== EXERCISE OBJECTIVE ==
In the material below, the lines containing the word "этапа" are required; copy each of them.

---- DATA EXTRACT

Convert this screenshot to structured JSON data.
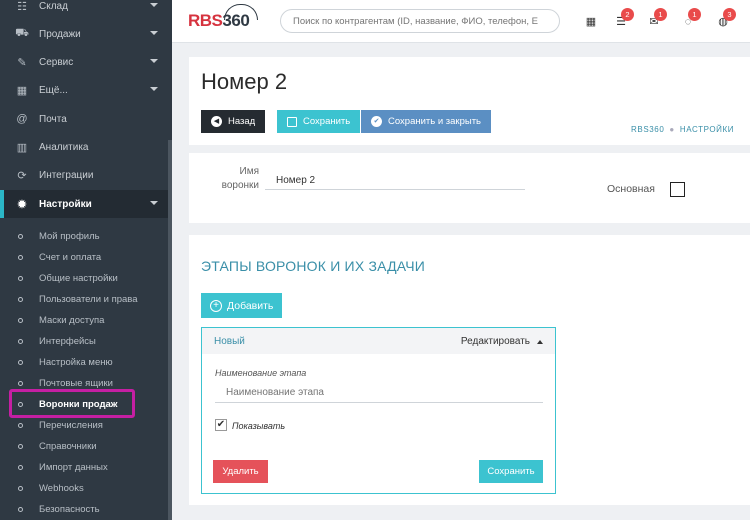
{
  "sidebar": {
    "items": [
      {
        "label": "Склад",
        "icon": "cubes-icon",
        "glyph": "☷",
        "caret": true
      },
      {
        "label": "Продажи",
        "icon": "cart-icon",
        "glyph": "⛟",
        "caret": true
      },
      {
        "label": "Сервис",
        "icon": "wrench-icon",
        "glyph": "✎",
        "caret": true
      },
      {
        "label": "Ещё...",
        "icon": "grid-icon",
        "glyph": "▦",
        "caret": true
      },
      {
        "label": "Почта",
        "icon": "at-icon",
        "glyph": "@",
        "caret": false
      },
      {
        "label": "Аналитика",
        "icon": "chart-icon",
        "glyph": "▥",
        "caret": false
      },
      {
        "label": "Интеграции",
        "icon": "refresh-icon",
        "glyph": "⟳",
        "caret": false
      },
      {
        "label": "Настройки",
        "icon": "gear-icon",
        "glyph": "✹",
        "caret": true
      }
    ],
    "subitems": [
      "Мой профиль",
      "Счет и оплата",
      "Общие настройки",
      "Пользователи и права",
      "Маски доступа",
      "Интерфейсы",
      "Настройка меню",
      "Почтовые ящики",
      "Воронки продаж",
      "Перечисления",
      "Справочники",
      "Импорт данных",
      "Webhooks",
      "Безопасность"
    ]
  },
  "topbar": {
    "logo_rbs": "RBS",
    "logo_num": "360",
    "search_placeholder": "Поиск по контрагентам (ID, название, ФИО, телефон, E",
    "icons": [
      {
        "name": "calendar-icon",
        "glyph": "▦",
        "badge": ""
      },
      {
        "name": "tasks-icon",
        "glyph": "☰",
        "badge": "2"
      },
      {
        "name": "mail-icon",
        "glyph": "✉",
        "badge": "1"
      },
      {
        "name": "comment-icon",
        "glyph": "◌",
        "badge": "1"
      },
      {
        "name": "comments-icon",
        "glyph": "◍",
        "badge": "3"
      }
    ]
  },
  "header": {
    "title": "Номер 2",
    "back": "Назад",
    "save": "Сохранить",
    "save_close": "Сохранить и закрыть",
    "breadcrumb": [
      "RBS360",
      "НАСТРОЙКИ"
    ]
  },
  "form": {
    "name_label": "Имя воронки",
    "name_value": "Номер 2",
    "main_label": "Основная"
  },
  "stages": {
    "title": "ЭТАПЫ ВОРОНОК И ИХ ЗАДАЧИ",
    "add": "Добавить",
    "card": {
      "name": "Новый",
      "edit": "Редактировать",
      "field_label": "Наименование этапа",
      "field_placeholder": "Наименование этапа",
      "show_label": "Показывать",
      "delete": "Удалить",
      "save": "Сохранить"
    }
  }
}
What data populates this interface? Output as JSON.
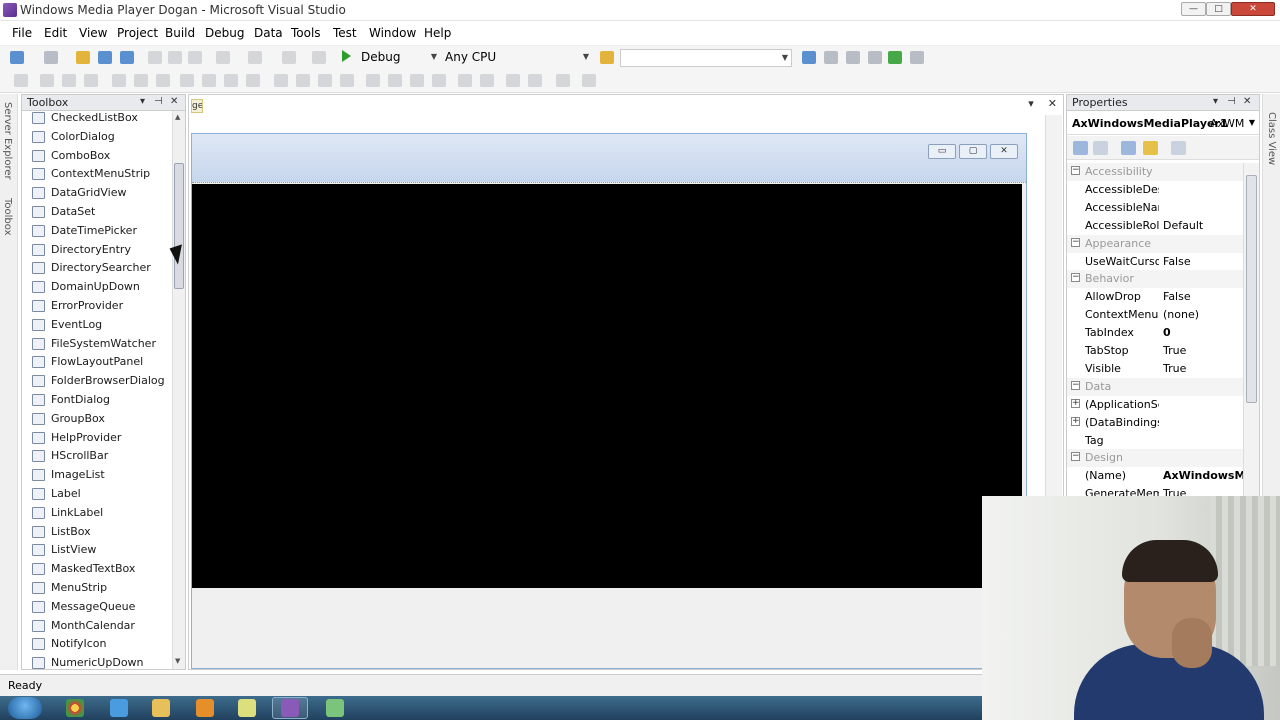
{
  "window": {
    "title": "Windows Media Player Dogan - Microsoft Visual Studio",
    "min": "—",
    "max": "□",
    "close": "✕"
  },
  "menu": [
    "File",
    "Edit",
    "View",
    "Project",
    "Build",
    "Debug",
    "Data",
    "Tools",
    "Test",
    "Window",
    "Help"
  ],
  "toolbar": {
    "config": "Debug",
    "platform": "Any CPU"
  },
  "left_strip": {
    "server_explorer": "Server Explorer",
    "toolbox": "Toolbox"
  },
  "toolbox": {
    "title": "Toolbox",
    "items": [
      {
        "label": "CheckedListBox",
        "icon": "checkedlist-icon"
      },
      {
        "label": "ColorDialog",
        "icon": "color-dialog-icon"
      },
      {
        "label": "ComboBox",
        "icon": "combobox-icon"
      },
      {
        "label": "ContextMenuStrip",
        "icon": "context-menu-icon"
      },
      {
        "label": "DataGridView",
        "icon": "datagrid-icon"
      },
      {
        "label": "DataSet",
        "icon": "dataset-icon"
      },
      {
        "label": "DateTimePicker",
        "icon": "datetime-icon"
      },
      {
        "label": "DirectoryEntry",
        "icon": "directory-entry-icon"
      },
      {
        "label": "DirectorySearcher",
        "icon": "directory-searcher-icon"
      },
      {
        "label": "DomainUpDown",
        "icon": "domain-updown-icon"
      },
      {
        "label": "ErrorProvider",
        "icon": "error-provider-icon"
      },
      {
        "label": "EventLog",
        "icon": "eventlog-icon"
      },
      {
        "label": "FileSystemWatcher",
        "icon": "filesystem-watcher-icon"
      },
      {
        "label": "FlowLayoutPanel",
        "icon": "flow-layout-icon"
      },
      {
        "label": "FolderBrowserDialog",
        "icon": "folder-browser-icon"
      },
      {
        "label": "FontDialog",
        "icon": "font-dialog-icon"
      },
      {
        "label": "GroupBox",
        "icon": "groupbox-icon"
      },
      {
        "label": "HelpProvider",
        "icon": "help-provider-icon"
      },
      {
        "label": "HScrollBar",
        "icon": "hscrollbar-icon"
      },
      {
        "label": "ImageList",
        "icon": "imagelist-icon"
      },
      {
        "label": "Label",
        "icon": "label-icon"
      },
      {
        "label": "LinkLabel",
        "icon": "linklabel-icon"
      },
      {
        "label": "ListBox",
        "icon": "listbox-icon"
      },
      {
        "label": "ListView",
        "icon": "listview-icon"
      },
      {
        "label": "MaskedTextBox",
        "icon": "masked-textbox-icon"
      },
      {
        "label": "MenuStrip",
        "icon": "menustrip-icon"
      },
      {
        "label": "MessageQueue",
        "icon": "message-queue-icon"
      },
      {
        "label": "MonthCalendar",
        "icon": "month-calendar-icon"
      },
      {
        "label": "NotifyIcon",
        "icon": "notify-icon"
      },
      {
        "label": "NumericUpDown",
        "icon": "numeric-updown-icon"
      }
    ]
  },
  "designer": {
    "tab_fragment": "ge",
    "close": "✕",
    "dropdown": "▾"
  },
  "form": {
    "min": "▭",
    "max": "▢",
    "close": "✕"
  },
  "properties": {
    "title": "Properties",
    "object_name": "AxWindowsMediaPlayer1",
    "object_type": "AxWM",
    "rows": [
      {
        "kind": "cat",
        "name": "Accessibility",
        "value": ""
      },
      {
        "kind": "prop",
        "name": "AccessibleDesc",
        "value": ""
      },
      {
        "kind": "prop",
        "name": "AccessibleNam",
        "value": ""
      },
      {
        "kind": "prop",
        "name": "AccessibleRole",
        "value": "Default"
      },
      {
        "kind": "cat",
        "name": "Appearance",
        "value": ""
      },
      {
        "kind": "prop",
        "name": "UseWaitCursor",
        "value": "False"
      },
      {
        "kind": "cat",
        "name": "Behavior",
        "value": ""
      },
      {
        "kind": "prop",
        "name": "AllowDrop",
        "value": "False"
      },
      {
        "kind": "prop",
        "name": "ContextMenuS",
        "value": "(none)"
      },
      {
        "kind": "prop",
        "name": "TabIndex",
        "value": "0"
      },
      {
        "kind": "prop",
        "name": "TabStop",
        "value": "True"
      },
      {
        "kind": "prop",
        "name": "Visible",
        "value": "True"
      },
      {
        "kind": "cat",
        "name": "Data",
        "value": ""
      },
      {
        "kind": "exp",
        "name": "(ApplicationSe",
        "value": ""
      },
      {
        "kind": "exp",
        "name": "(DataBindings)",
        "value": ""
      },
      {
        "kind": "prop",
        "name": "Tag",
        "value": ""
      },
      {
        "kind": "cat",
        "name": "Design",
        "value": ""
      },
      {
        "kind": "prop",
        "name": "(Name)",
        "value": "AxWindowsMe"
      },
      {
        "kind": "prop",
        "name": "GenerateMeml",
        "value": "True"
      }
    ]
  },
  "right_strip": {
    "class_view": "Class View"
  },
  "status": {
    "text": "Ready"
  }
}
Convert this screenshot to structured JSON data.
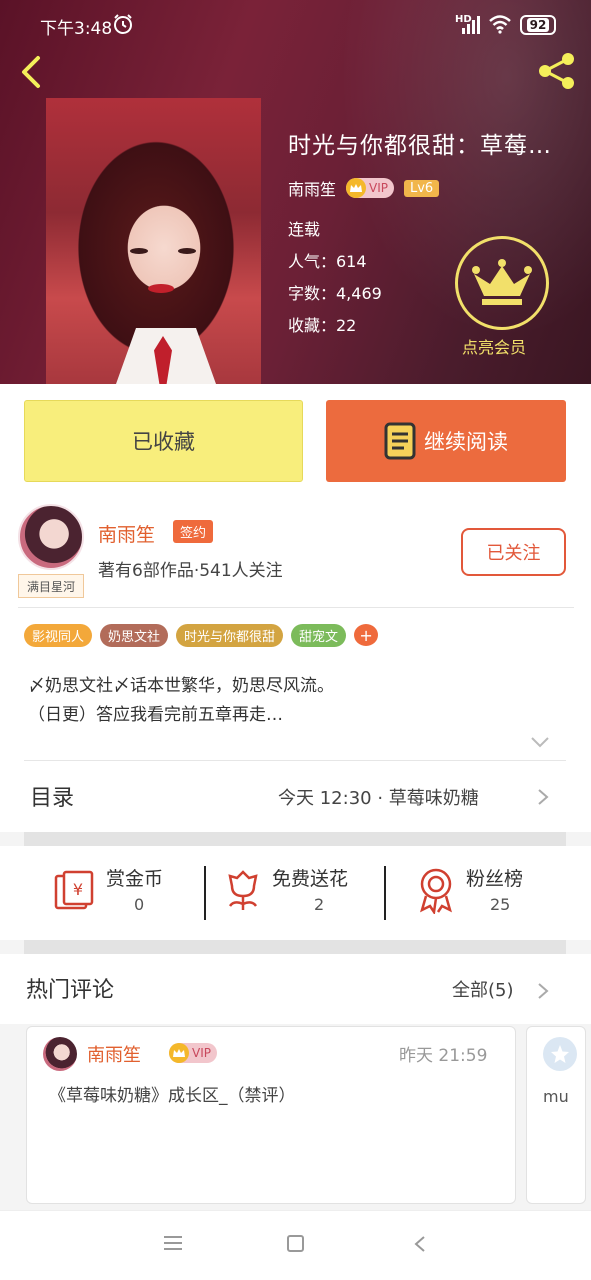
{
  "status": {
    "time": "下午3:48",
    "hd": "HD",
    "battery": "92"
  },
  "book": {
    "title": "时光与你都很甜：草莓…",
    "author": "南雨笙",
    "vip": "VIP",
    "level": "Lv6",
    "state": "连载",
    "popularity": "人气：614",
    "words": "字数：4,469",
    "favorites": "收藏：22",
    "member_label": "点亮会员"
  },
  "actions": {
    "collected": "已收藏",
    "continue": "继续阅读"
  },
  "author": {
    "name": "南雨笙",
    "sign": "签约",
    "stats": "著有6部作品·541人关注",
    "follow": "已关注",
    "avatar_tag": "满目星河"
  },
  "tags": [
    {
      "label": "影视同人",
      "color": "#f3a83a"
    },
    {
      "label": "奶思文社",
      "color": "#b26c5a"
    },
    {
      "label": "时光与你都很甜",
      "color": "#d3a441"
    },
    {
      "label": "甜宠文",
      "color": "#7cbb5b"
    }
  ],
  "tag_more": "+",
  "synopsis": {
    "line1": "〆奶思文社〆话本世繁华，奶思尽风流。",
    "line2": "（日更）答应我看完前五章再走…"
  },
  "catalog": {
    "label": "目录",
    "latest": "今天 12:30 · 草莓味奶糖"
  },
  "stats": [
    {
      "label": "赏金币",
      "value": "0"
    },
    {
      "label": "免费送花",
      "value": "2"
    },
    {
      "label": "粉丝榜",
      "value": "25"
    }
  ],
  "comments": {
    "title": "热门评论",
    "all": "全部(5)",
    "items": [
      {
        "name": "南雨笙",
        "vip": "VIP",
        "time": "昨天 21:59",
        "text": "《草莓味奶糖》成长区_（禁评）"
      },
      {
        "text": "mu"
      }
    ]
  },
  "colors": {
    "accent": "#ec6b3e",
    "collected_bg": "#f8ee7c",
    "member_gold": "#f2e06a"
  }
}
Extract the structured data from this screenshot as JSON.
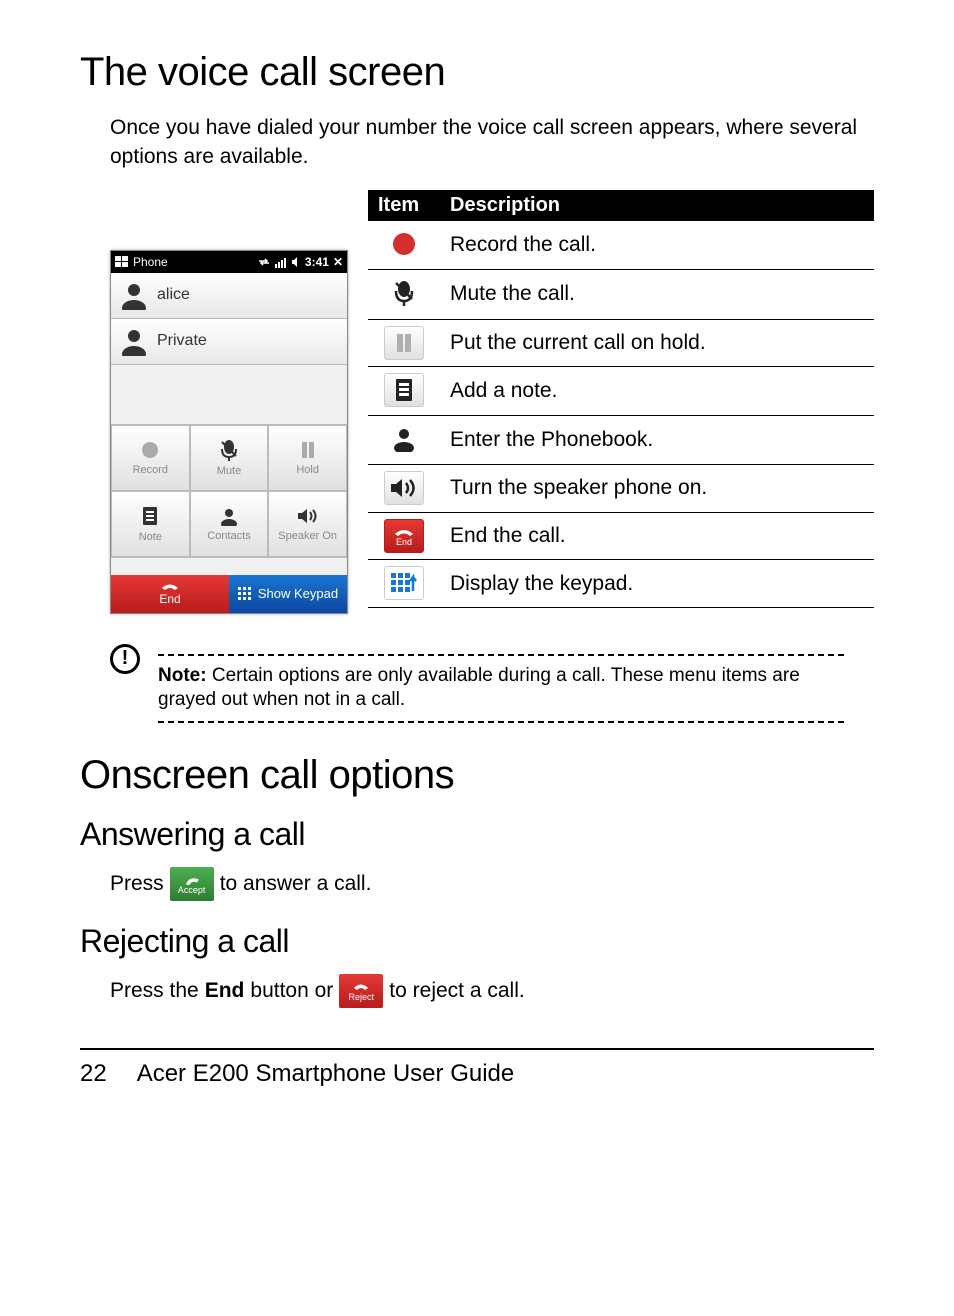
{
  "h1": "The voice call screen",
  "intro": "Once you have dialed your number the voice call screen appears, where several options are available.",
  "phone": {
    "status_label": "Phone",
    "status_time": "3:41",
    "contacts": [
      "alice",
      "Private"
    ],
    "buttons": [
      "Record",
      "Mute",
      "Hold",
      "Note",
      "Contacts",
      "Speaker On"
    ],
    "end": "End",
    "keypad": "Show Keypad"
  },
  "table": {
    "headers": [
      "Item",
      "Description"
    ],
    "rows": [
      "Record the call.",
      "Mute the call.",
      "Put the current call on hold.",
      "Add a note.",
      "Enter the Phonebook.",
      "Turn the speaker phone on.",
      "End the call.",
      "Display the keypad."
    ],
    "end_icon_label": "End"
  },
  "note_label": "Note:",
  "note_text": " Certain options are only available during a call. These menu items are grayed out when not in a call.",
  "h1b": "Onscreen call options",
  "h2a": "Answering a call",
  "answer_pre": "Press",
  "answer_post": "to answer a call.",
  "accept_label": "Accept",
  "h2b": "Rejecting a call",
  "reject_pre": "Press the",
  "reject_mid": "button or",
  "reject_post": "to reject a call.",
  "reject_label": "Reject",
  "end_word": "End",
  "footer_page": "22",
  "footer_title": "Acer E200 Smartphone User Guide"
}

--------

== RESULT ==
      "field_label": "Наименование этапа",
      "field_placeholder": "Наименование этапа",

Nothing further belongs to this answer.